The exercise asks for every line of the data to be reproduced exactly.

(Data excerpts)
====
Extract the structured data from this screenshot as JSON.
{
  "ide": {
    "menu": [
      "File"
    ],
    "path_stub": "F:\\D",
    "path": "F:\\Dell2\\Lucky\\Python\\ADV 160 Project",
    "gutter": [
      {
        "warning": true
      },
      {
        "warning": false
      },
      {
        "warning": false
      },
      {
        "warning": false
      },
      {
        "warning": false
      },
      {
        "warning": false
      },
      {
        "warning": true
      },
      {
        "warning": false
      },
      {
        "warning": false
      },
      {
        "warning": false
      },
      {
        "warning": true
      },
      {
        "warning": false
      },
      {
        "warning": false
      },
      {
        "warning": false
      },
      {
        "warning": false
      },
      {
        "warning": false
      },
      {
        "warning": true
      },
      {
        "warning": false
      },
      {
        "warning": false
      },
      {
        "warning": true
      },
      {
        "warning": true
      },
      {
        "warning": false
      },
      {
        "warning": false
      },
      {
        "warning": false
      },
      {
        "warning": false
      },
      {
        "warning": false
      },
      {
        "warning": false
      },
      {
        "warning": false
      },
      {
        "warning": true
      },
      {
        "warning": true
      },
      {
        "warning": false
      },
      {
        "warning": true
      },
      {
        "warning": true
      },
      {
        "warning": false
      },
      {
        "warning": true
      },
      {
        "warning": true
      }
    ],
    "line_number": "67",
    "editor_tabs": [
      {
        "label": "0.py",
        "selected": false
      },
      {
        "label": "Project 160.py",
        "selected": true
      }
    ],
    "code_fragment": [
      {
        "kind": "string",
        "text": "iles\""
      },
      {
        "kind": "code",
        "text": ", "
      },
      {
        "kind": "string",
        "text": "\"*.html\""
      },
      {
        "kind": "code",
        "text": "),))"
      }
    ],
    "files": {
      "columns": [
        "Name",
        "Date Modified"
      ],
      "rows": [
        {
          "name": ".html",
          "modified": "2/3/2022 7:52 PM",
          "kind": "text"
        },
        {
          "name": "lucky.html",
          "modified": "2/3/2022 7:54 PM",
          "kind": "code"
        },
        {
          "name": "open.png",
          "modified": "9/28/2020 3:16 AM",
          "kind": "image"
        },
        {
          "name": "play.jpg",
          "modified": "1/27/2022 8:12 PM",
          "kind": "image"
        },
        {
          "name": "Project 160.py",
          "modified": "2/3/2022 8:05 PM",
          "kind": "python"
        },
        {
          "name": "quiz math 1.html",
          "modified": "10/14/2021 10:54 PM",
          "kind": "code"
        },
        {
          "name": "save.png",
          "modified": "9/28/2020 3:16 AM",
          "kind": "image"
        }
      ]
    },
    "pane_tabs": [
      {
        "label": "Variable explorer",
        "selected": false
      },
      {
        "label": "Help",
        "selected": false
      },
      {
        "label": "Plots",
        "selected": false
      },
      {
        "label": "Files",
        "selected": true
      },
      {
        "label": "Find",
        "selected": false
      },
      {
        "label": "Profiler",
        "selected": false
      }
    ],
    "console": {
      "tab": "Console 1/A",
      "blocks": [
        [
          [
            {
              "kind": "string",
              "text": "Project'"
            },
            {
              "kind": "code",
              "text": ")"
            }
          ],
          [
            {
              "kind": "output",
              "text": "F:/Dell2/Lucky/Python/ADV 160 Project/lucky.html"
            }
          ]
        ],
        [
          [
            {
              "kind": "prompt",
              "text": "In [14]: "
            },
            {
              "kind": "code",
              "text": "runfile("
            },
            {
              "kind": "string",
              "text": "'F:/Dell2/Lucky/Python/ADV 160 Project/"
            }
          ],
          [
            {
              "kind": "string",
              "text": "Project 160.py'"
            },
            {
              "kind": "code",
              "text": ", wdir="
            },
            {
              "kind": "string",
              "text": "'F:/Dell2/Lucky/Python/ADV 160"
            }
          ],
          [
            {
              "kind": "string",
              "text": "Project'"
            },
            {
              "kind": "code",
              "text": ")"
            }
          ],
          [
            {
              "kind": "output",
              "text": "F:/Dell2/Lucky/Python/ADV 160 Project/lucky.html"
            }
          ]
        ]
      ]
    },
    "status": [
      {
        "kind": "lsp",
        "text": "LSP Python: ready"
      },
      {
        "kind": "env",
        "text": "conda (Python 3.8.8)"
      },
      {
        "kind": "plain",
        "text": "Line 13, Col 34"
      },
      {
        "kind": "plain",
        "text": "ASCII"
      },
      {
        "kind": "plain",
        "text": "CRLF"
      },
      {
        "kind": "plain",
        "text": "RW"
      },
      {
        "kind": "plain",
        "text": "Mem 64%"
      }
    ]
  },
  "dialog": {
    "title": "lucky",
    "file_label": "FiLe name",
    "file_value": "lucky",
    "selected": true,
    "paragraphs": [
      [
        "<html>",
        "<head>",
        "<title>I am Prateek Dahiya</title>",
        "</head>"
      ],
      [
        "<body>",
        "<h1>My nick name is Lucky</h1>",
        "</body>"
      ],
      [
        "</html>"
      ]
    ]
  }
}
====
• **ANSWER TO THIS EXERCISE**
Extract the structured data from this screenshot as JSON.
{
  "ide": {
    "menu": [
      "File"
    ],
    "path_stub": "F:\\D",
    "path": "F:\\Dell2\\Lucky\\Python\\ADV 160 Project",
    "gutter": [
      {
        "warning": true
      },
      {
        "warning": false
      },
      {
        "warning": false
      },
      {
        "warning": false
      },
      {
        "warning": false
      },
      {
        "warning": false
      },
      {
        "warning": true
      },
      {
        "warning": false
      },
      {
        "warning": false
      },
      {
        "warning": false
      },
      {
        "warning": true
      },
      {
        "warning": false
      },
      {
        "warning": false
      },
      {
        "warning": false
      },
      {
        "warning": false
      },
      {
        "warning": false
      },
      {
        "warning": true
      },
      {
        "warning": false
      },
      {
        "warning": false
      },
      {
        "warning": true
      },
      {
        "warning": true
      },
      {
        "warning": false
      },
      {
        "warning": false
      },
      {
        "warning": false
      },
      {
        "warning": false
      },
      {
        "warning": false
      },
      {
        "warning": false
      },
      {
        "warning": false
      },
      {
        "warning": true
      },
      {
        "warning": true
      },
      {
        "warning": false
      },
      {
        "warning": true
      },
      {
        "warning": true
      },
      {
        "warning": false
      },
      {
        "warning": true
      },
      {
        "warning": true
      }
    ],
    "line_number": "67",
    "editor_tabs": [
      {
        "label": "0.py",
        "selected": false
      },
      {
        "label": "Project 160.py",
        "selected": true
      }
    ],
    "code_fragment": [
      {
        "kind": "string",
        "text": "iles\""
      },
      {
        "kind": "code",
        "text": ", "
      },
      {
        "kind": "string",
        "text": "\"*.html\""
      },
      {
        "kind": "code",
        "text": "),))"
      }
    ],
    "files": {
      "columns": [
        "Name",
        "Date Modified"
      ],
      "rows": [
        {
          "name": ".html",
          "modified": "2/3/2022 7:52 PM",
          "kind": "text"
        },
        {
          "name": "lucky.html",
          "modified": "2/3/2022 7:54 PM",
          "kind": "code"
        },
        {
          "name": "open.png",
          "modified": "9/28/2020 3:16 AM",
          "kind": "image"
        },
        {
          "name": "play.jpg",
          "modified": "1/27/2022 8:12 PM",
          "kind": "image"
        },
        {
          "name": "Project 160.py",
          "modified": "2/3/2022 8:05 PM",
          "kind": "python"
        },
        {
          "name": "quiz math 1.html",
          "modified": "10/14/2021 10:54 PM",
          "kind": "code"
        },
        {
          "name": "save.png",
          "modified": "9/28/2020 3:16 AM",
          "kind": "image"
        }
      ]
    },
    "pane_tabs": [
      {
        "label": "Variable explorer",
        "selected": false
      },
      {
        "label": "Help",
        "selected": false
      },
      {
        "label": "Plots",
        "selected": false
      },
      {
        "label": "Files",
        "selected": true
      },
      {
        "label": "Find",
        "selected": false
      },
      {
        "label": "Profiler",
        "selected": false
      }
    ],
    "console": {
      "tab": "Console 1/A",
      "blocks": [
        [
          [
            {
              "kind": "string",
              "text": "Project'"
            },
            {
              "kind": "code",
              "text": ")"
            }
          ],
          [
            {
              "kind": "output",
              "text": "F:/Dell2/Lucky/Python/ADV 160 Project/lucky.html"
            }
          ]
        ],
        [
          [
            {
              "kind": "prompt",
              "text": "In [14]: "
            },
            {
              "kind": "code",
              "text": "runfile("
            },
            {
              "kind": "string",
              "text": "'F:/Dell2/Lucky/Python/ADV 160 Project/"
            }
          ],
          [
            {
              "kind": "string",
              "text": "Project 160.py'"
            },
            {
              "kind": "code",
              "text": ", wdir="
            },
            {
              "kind": "string",
              "text": "'F:/Dell2/Lucky/Python/ADV 160"
            }
          ],
          [
            {
              "kind": "string",
              "text": "Project'"
            },
            {
              "kind": "code",
              "text": ")"
            }
          ],
          [
            {
              "kind": "output",
              "text": "F:/Dell2/Lucky/Python/ADV 160 Project/lucky.html"
            }
          ]
        ]
      ]
    },
    "status": [
      {
        "kind": "lsp",
        "text": "LSP Python: ready"
      },
      {
        "kind": "env",
        "text": "conda (Python 3.8.8)"
      },
      {
        "kind": "plain",
        "text": "Line 13, Col 34"
      },
      {
        "kind": "plain",
        "text": "ASCII"
      },
      {
        "kind": "plain",
        "text": "CRLF"
      },
      {
        "kind": "plain",
        "text": "RW"
      },
      {
        "kind": "plain",
        "text": "Mem 64%"
      }
    ]
  },
  "dialog": {
    "title": "lucky",
    "file_label": "FiLe name",
    "file_value": "lucky",
    "selected": true,
    "paragraphs": [
      [
        "<html>",
        "<head>",
        "<title>I am Prateek Dahiya</title>",
        "</head>"
      ],
      [
        "<body>",
        "<h1>My nick name is Lucky</h1>",
        "</body>"
      ],
      [
        "</html>"
      ]
    ]
  }
}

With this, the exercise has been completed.